**WHAT YOU WILL DO**
In the records below, how many lines hold the word "hypotonic"? Give only the number.

[Extracted data entries]
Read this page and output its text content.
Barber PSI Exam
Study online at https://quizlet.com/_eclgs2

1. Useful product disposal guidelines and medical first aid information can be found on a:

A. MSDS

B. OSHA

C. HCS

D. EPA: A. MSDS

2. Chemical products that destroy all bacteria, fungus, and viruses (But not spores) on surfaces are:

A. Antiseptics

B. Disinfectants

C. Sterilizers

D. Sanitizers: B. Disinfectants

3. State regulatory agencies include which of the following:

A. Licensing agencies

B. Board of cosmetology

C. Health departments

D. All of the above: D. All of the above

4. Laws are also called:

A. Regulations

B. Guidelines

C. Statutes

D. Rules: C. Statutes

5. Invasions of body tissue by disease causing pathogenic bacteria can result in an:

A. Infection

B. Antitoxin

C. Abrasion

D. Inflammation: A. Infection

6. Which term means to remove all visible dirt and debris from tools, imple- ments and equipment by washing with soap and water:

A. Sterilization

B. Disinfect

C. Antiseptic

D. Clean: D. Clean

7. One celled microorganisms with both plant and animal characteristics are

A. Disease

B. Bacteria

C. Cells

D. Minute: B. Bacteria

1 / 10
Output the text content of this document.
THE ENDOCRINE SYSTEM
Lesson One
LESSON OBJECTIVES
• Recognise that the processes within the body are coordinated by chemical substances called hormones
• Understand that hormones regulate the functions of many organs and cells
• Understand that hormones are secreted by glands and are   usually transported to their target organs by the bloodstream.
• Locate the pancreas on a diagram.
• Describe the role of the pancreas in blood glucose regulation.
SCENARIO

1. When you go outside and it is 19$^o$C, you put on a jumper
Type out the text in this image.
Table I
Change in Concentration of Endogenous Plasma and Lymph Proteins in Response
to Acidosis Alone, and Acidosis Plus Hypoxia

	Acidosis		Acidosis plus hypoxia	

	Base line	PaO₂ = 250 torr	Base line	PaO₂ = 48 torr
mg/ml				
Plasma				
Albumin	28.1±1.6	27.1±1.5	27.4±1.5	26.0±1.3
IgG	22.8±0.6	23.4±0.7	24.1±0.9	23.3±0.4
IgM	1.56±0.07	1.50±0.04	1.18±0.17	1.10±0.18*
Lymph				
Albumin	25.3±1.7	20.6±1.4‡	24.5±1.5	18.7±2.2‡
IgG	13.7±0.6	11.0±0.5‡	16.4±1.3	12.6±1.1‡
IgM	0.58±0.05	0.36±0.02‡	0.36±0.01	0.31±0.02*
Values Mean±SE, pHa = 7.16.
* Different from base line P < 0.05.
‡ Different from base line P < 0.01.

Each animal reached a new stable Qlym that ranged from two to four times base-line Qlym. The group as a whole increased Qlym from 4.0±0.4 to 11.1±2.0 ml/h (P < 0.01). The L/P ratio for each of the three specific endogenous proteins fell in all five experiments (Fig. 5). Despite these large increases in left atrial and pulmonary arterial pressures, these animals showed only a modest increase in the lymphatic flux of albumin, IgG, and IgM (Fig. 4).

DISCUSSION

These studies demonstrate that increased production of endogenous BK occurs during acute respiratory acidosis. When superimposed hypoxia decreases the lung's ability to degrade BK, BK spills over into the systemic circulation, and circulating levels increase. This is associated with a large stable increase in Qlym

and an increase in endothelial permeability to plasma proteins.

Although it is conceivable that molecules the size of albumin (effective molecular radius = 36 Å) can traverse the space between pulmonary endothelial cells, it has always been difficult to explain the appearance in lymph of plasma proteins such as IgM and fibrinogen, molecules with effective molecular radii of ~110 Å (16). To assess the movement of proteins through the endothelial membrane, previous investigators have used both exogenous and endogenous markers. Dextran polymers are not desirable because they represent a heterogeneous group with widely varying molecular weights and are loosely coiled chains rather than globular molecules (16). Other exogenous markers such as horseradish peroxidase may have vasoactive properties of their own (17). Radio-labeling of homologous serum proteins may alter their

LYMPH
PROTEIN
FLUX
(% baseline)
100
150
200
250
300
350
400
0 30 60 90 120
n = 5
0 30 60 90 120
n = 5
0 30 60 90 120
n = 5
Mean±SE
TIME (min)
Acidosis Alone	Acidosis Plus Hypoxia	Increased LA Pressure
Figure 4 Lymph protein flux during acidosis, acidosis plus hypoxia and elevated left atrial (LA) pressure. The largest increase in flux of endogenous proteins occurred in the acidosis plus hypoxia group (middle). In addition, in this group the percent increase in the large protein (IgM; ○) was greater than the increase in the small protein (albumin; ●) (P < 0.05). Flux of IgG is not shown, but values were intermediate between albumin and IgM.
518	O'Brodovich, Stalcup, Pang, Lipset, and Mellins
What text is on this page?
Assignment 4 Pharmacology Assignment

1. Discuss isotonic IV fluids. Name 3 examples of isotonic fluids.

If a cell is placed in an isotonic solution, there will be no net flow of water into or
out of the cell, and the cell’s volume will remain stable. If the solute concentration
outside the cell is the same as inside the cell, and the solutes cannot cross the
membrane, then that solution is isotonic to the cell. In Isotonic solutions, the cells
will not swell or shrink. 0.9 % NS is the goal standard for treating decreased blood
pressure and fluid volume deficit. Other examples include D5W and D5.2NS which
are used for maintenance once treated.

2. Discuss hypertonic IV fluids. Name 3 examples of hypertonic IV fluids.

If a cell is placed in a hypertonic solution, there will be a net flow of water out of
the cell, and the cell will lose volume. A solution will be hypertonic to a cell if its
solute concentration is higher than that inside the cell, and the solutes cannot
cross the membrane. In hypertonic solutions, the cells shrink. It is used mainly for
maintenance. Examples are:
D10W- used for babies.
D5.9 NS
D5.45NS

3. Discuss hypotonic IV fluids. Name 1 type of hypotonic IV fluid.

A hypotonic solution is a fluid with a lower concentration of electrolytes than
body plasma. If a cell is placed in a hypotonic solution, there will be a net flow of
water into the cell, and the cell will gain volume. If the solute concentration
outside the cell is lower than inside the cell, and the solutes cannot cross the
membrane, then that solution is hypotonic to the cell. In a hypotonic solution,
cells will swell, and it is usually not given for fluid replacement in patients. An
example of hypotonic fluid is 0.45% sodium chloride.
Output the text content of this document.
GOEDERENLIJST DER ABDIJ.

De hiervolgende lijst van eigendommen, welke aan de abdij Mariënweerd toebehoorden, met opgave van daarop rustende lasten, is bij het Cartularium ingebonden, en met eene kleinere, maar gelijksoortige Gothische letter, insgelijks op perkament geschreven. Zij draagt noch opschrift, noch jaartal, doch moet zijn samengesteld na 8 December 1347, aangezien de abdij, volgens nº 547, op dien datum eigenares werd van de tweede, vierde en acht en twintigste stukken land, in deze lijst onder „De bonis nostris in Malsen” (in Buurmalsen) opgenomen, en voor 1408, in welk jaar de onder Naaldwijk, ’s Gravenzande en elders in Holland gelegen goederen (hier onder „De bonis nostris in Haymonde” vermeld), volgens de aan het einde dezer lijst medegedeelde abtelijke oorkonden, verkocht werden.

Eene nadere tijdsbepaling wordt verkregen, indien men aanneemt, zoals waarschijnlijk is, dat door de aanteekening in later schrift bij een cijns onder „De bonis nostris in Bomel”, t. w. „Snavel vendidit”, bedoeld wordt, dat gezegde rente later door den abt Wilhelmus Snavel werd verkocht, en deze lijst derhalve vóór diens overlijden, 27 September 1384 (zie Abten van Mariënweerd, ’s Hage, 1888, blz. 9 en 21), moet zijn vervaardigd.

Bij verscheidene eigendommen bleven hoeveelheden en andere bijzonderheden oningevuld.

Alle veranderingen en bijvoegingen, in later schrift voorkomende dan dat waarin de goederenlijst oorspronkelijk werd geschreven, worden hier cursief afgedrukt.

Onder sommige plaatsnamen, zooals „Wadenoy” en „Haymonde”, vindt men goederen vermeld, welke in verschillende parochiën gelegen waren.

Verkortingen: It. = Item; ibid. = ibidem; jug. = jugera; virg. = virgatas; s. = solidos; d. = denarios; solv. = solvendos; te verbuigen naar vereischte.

**EXERCISE SOLUTION**
5